▶ [What the exercise asks] Pick out the lines containing "title".

>> start

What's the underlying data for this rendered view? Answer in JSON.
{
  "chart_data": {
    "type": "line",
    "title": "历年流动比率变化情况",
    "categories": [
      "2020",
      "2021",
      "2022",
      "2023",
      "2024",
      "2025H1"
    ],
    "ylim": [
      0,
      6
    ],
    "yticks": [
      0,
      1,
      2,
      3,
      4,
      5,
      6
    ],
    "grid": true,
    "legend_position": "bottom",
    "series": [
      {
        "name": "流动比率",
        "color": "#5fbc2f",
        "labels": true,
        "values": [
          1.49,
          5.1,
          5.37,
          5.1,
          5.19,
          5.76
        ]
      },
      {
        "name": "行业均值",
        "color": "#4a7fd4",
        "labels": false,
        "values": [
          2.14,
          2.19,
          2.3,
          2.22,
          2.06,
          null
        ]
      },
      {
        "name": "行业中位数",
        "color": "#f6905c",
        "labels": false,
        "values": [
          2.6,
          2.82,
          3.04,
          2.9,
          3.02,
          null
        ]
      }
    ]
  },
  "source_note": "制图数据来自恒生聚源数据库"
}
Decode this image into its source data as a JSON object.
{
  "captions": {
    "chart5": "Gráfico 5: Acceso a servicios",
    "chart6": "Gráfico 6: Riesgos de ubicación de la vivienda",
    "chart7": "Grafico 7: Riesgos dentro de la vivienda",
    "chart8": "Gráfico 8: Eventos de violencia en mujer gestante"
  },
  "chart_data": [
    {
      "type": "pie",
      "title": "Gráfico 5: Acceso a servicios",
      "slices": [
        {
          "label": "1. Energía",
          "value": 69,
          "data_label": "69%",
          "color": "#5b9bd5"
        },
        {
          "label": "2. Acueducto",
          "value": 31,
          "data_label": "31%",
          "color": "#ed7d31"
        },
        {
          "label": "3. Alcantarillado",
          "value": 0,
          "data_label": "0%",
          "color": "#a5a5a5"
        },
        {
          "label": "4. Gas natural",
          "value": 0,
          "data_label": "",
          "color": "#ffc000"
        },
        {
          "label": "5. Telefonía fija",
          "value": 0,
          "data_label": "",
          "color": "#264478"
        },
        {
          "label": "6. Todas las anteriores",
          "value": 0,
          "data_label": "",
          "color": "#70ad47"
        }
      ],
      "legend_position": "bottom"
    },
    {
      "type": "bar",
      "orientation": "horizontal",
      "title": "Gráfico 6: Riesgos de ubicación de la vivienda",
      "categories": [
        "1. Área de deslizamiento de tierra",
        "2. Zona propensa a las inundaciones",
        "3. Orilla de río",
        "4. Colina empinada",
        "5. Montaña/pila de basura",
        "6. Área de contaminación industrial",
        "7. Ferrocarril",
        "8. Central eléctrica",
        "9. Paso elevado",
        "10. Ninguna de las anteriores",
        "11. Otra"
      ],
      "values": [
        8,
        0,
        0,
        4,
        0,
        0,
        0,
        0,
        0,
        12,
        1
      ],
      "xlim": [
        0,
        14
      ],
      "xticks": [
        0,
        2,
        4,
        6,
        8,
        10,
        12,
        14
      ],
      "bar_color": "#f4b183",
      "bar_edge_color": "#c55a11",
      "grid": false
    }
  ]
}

>> end

▶ [Correct output]
    "title": "历年流动比率变化情况",
      "title": "Gráfico 5: Acceso a servicios",
      "title": "Gráfico 6: Riesgos de ubicación de la vivienda",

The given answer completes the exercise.